-- start of LISTING --

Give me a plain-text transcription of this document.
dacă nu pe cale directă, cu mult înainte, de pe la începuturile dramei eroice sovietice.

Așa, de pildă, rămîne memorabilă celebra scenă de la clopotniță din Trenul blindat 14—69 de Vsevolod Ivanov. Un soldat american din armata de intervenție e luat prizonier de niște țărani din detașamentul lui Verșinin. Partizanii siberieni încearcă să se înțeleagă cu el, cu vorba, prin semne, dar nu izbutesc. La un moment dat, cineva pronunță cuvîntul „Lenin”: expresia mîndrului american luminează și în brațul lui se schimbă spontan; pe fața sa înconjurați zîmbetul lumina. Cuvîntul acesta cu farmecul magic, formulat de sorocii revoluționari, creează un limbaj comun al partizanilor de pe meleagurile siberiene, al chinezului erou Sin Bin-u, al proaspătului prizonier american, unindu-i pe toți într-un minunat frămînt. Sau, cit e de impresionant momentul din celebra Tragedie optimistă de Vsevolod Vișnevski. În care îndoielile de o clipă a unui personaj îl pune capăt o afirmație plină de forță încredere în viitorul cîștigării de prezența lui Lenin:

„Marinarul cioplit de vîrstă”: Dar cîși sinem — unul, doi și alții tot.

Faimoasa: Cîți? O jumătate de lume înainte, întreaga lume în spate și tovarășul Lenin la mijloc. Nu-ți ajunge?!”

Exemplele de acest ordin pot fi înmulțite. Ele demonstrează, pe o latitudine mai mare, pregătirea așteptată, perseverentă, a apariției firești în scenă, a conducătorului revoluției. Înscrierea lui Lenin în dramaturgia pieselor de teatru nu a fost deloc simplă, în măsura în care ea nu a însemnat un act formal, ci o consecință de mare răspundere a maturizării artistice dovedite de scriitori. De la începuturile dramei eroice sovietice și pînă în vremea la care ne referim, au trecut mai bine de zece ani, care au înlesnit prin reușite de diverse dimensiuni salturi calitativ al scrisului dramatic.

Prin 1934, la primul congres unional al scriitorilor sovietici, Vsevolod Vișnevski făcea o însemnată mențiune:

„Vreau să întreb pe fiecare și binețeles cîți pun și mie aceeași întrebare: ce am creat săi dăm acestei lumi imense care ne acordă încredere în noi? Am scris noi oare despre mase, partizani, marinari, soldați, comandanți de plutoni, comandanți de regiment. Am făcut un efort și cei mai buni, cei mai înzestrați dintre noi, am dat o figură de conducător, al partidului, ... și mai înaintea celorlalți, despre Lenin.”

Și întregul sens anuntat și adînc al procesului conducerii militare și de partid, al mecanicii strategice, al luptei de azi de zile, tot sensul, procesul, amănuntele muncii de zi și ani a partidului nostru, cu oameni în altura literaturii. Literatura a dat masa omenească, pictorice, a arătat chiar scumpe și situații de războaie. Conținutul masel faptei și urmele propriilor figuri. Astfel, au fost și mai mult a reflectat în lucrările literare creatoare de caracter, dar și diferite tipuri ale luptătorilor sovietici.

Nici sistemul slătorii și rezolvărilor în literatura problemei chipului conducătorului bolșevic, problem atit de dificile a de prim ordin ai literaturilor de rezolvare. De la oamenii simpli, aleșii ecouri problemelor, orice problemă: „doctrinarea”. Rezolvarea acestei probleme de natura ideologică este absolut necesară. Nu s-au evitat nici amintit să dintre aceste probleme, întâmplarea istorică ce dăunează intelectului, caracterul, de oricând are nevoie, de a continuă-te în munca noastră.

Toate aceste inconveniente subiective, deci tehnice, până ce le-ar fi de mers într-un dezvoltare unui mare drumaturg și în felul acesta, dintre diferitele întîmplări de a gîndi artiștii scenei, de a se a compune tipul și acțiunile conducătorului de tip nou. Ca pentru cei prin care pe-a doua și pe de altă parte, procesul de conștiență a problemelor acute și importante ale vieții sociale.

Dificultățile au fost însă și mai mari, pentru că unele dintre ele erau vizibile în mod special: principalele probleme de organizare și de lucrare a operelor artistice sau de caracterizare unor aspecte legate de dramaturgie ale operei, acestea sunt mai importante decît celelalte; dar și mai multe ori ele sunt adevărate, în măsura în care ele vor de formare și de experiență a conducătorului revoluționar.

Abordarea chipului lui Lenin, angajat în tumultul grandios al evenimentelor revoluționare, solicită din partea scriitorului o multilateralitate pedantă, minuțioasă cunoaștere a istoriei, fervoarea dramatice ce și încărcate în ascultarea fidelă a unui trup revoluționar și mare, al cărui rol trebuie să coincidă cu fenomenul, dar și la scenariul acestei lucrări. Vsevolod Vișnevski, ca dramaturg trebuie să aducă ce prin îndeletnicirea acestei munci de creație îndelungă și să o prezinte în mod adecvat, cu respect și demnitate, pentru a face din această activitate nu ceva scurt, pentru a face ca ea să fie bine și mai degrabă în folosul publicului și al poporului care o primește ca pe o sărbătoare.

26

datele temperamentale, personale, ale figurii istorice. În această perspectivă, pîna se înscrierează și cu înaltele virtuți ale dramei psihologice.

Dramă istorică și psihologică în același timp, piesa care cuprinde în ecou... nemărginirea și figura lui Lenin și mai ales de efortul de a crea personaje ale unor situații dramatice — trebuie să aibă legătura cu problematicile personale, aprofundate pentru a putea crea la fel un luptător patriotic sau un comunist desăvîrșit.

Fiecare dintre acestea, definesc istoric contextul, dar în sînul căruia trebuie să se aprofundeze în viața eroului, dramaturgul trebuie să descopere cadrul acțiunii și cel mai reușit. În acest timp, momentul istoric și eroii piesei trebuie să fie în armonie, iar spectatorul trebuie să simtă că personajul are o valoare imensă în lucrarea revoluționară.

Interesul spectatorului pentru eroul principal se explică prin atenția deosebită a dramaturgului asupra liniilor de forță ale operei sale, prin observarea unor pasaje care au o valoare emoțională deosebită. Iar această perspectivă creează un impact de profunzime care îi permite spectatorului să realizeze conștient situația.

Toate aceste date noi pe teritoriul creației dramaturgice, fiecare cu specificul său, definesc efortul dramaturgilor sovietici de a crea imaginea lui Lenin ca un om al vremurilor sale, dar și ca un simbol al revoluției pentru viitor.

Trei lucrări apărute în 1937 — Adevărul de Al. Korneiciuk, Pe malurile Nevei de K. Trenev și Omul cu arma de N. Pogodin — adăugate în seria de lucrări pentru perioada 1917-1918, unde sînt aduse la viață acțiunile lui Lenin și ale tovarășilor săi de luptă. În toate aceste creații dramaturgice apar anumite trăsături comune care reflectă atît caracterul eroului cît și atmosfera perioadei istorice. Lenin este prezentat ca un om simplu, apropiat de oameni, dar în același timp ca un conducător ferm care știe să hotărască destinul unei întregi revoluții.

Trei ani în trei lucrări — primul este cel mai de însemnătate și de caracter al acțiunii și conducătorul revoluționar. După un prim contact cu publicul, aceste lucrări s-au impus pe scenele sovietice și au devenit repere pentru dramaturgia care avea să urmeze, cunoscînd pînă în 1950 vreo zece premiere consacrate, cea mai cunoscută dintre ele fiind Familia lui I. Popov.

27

-- end of LISTING --

PROMPT:
Type the material above out again, exactly.

EXERCISE ANSWER:
Give me a plain-text transcription of this document.
dacă nu pe cale directă, cu mult înainte, de pe la începuturile dramei eroice sovietice.

Așa, de pildă, rămîne memorabilă celebra scenă de la clopotniță din Trenul blindat 14—69 de Vsevolod Ivanov. Un soldat american din armata de intervenție e luat prizonier de niște țărani din detașamentul lui Verșinin. Partizanii siberieni încearcă să se înțeleagă cu el, cu vorba, prin semne, dar nu izbutesc. La un moment dat, cineva pronunță cuvîntul „Lenin”: expresia mîndrului american luminează și în brațul lui se schimbă spontan; pe fața sa înconjurați zîmbetul lumina. Cuvîntul acesta cu farmecul magic, formulat de sorocii revoluționari, creează un limbaj comun al partizanilor de pe meleagurile siberiene, al chinezului erou Sin Bin-u, al proaspătului prizonier american, unindu-i pe toți într-un minunat frămînt. Sau, cit e de impresionant momentul din celebra Tragedie optimistă de Vsevolod Vișnevski. În care îndoielile de o clipă a unui personaj îl pune capăt o afirmație plină de forță încredere în viitorul cîștigării de prezența lui Lenin:

„Marinarul cioplit de vîrstă”: Dar cîși sinem — unul, doi și alții tot.

Faimoasa: Cîți? O jumătate de lume înainte, întreaga lume în spate și tovarășul Lenin la mijloc. Nu-ți ajunge?!”

Exemplele de acest ordin pot fi înmulțite. Ele demonstrează, pe o latitudine mai mare, pregătirea așteptată, perseverentă, a apariției firești în scenă, a conducătorului revoluției. Înscrierea lui Lenin în dramaturgia pieselor de teatru nu a fost deloc simplă, în măsura în care ea nu a însemnat un act formal, ci o consecință de mare răspundere a maturizării artistice dovedite de scriitori. De la începuturile dramei eroice sovietice și pînă în vremea la care ne referim, au trecut mai bine de zece ani, care au înlesnit prin reușite de diverse dimensiuni salturi calitativ al scrisului dramatic.

Prin 1934, la primul congres unional al scriitorilor sovietici, Vsevolod Vișnevski făcea o însemnată mențiune:

„Vreau să întreb pe fiecare și binețeles cîți pun și mie aceeași întrebare: ce am creat săi dăm acestei lumi imense care ne acordă încredere în noi? Am scris noi oare despre mase, partizani, marinari, soldați, comandanți de plutoni, comandanți de regiment. Am făcut un efort și cei mai buni, cei mai înzestrați dintre noi, am dat o figură de conducător, al partidului, ... și mai înaintea celorlalți, despre Lenin.”

Și întregul sens anuntat și adînc al procesului conducerii militare și de partid, al mecanicii strategice, al luptei de azi de zile, tot sensul, procesul, amănuntele muncii de zi și ani a partidului nostru, cu oameni în altura literaturii. Literatura a dat masa omenească, pictorice, a arătat chiar scumpe și situații de războaie. Conținutul masel faptei și urmele propriilor figuri. Astfel, au fost și mai mult a reflectat în lucrările literare creatoare de caracter, dar și diferite tipuri ale luptătorilor sovietici.

Nici sistemul slătorii și rezolvărilor în literatura problemei chipului conducătorului bolșevic, problem atit de dificile a de prim ordin ai literaturilor de rezolvare. De la oamenii simpli, aleșii ecouri problemelor, orice problemă: „doctrinarea”. Rezolvarea acestei probleme de natura ideologică este absolut necesară. Nu s-au evitat nici amintit să dintre aceste probleme, întâmplarea istorică ce dăunează intelectului, caracterul, de oricând are nevoie, de a continuă-te în munca noastră.

Toate aceste inconveniente subiective, deci tehnice, până ce le-ar fi de mers într-un dezvoltare unui mare drumaturg și în felul acesta, dintre diferitele întîmplări de a gîndi artiștii scenei, de a se a compune tipul și acțiunile conducătorului de tip nou. Ca pentru cei prin care pe-a doua și pe de altă parte, procesul de conștiență a problemelor acute și importante ale vieții sociale.

Dificultățile au fost însă și mai mari, pentru că unele dintre ele erau vizibile în mod special: principalele probleme de organizare și de lucrare a operelor artistice sau de caracterizare unor aspecte legate de dramaturgie ale operei, acestea sunt mai importante decît celelalte; dar și mai multe ori ele sunt adevărate, în măsura în care ele vor de formare și de experiență a conducătorului revoluționar.

Abordarea chipului lui Lenin, angajat în tumultul grandios al evenimentelor revoluționare, solicită din partea scriitorului o multilateralitate pedantă, minuțioasă cunoaștere a istoriei, fervoarea dramatice ce și încărcate în ascultarea fidelă a unui trup revoluționar și mare, al cărui rol trebuie să coincidă cu fenomenul, dar și la scenariul acestei lucrări. Vsevolod Vișnevski, ca dramaturg trebuie să aducă ce prin îndeletnicirea acestei munci de creație îndelungă și să o prezinte în mod adecvat, cu respect și demnitate, pentru a face din această activitate nu ceva scurt, pentru a face ca ea să fie bine și mai degrabă în folosul publicului și al poporului care o primește ca pe o sărbătoare.

26

datele temperamentale, personale, ale figurii istorice. În această perspectivă, pîna se înscrierează și cu înaltele virtuți ale dramei psihologice.

Dramă istorică și psihologică în același timp, piesa care cuprinde în ecou... nemărginirea și figura lui Lenin și mai ales de efortul de a crea personaje ale unor situații dramatice — trebuie să aibă legătura cu problematicile personale, aprofundate pentru a putea crea la fel un luptător patriotic sau un comunist desăvîrșit.

Fiecare dintre acestea, definesc istoric contextul, dar în sînul căruia trebuie să se aprofundeze în viața eroului, dramaturgul trebuie să descopere cadrul acțiunii și cel mai reușit. În acest timp, momentul istoric și eroii piesei trebuie să fie în armonie, iar spectatorul trebuie să simtă că personajul are o valoare imensă în lucrarea revoluționară.

Interesul spectatorului pentru eroul principal se explică prin atenția deosebită a dramaturgului asupra liniilor de forță ale operei sale, prin observarea unor pasaje care au o valoare emoțională deosebită. Iar această perspectivă creează un impact de profunzime care îi permite spectatorului să realizeze conștient situația.

Toate aceste date noi pe teritoriul creației dramaturgice, fiecare cu specificul său, definesc efortul dramaturgilor sovietici de a crea imaginea lui Lenin ca un om al vremurilor sale, dar și ca un simbol al revoluției pentru viitor.

Trei lucrări apărute în 1937 — Adevărul de Al. Korneiciuk, Pe malurile Nevei de K. Trenev și Omul cu arma de N. Pogodin — adăugate în seria de lucrări pentru perioada 1917-1918, unde sînt aduse la viață acțiunile lui Lenin și ale tovarășilor săi de luptă. În toate aceste creații dramaturgice apar anumite trăsături comune care reflectă atît caracterul eroului cît și atmosfera perioadei istorice. Lenin este prezentat ca un om simplu, apropiat de oameni, dar în același timp ca un conducător ferm care știe să hotărască destinul unei întregi revoluții.

Trei ani în trei lucrări — primul este cel mai de însemnătate și de caracter al acțiunii și conducătorul revoluționar. După un prim contact cu publicul, aceste lucrări s-au impus pe scenele sovietice și au devenit repere pentru dramaturgia care avea să urmeze, cunoscînd pînă în 1950 vreo zece premiere consacrate, cea mai cunoscută dintre ele fiind Familia lui I. Popov.

27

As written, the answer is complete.